**Document**.
▬▬▬
4.1 Classification of Univariate Time Datasets

4.1.1 Dataset Introduction

The UCR Time Series Classification Archive [30] contains 85 publicly available time series datasets. These datasets are differentiated according to the number of categories, dataset type, number of samples, and time series length. The datasets are categorized into seven categories, namely, device, ECG, image, motion, sensor, analog, and spectrum. Hence, they prove valuable in evaluating the classifier’s overall performance across different scenarios. Table 1 shows the specific parameters of the 55 datasets from which we have selected. Figure 4 visualizes the training sets for the two datasets, Gun-Point and ECGFiveDays. It is clear to see that the curves corresponding to all the time steps under different labels are different, and the job we have to do is to extract the feature information and then distinguish them correctly.

Table 1 Parameter details for 55 UCR time series classification datasets
Fig. 4
figure 4

Visualization of temporal data in the training set. a, b Show the data visualization of the dataset Gun-point corresponding to different labels, respectively. c, d are data visualizations corresponding to different labels for ECGFiveDays, respectively. Here, the horizontal axis is the time step, and the vertical axis is the corresponding value

4.1.2 Evaluation Criteria

There are more datasets in the UCR classification archive, and we cannot achieve the best results on every dataset. So, we use a metric on 55 datasets to evaluate the combined effect of the network. Here we use the mean per class error (MPCE) proposed by Wang et al. [31] to obtain the overall error rate. The following is the specific formula for calculating MPCE:

$$\begin{aligned} {\textit{PCE}}= & {} \frac{1-{\textit{Accuracy}}}{{\textit{classes}}} \end{aligned}$$
(3)
▬▬▬
**Record list**.

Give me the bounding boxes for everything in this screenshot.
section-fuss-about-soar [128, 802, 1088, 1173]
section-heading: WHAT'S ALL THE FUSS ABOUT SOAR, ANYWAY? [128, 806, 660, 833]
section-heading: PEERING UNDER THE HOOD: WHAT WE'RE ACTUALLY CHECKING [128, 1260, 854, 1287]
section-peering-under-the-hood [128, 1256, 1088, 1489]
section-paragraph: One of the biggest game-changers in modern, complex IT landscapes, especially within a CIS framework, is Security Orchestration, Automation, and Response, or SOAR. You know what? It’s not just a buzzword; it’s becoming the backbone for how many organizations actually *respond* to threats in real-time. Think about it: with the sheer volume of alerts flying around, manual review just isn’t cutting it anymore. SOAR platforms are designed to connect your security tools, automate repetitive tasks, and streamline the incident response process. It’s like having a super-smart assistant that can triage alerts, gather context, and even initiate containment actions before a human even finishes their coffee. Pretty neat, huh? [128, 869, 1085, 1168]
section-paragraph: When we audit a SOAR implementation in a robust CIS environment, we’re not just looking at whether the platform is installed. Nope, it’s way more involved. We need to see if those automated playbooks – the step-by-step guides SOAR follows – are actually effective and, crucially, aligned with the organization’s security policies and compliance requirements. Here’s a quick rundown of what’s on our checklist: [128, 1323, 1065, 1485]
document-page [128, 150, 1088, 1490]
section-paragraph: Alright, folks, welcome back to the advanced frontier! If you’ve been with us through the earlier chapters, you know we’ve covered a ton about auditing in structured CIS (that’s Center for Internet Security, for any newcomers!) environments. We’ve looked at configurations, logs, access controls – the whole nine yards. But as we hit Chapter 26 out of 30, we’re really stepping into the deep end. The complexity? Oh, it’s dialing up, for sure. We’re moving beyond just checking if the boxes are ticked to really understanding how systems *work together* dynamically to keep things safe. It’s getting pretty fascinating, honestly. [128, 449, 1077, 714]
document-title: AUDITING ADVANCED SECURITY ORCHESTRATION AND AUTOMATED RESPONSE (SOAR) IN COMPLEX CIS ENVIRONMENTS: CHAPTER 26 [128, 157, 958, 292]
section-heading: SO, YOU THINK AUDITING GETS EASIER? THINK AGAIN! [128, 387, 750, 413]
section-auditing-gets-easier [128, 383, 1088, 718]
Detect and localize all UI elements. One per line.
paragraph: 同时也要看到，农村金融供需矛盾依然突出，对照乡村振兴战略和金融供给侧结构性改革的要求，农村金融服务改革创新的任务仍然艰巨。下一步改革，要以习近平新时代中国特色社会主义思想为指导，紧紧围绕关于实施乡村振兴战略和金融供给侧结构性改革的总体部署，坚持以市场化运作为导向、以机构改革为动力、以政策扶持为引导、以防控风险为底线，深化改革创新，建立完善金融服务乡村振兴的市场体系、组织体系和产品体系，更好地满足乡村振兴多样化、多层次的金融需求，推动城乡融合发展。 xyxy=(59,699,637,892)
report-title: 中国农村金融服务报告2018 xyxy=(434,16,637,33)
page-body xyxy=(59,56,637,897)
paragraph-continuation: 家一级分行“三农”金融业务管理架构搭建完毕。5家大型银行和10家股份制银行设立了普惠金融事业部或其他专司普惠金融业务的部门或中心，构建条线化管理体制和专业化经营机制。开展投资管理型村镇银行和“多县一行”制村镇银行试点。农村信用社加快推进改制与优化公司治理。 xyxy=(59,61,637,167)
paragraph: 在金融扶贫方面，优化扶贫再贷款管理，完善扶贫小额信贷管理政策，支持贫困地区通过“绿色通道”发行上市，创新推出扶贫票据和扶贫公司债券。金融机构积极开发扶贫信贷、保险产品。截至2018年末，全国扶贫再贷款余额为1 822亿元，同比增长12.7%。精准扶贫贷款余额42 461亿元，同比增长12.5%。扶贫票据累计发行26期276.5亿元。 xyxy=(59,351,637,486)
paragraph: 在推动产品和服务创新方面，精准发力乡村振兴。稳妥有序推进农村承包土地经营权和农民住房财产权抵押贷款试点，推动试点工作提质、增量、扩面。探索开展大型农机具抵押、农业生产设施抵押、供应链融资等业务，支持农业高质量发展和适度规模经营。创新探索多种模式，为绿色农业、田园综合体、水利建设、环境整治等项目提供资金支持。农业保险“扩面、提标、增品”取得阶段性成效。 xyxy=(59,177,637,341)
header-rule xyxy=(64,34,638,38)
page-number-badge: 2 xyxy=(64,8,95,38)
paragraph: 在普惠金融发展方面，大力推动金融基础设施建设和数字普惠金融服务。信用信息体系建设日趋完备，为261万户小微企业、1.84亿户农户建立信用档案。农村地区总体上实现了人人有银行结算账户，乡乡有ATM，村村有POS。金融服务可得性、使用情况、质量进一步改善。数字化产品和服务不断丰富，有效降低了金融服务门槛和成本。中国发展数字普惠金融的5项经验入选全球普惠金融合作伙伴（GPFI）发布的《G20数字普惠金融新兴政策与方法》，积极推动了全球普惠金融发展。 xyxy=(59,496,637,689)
▬▬▬
**Exercise requirements**.
A - Quote the stretch of the records from their first line through the line containing "section-heading: WHAT'S ALL", including both of those lines.
B - Extend the passage on time series classification, starting right after its last line.
The passage and the records have nothing to do with each other.

**Answers for the tasks**.
A -
Give me the bounding boxes for everything in this screenshot.
section-fuss-about-soar [128, 802, 1088, 1173]
section-heading: WHAT'S ALL THE FUSS ABOUT SOAR, ANYWAY? [128, 806, 660, 833]

B -
$$\begin{aligned} {\textit{MPCE}}= & {} \frac{1}{k}\sum {\textit{PCE}} \end{aligned}$$
(4)

Here, Eq. (3) corresponds to each dataset; the denominator is the category of the corresponding dataset, and the numerator is the error rate. The k in Eq. (4) is the number of datasets. By normalizing the number of classes on the dataset, an overall error rate per class can be obtained. In addition to MPCE, we also introduce GMR (Geometric Mean Ranking) and AMR (Arithmetic Mean Ranking) to evaluate the performance of network models. By AMR, we then introduce the Nemenyi test [32] to compare the performance of models with each other. Here, we give a parameter called critical difference (CD), which is calculated as follows:

$$\begin{aligned} {\textit{CD}}=q_{\alpha }\sqrt{\frac{{n(n+1)}}{6k}} \end{aligned}$$
(5)

where n is the number of network models participating in the comparison, k is the number of datasets, and the q-value of Eq. (5) is specified in Table 2.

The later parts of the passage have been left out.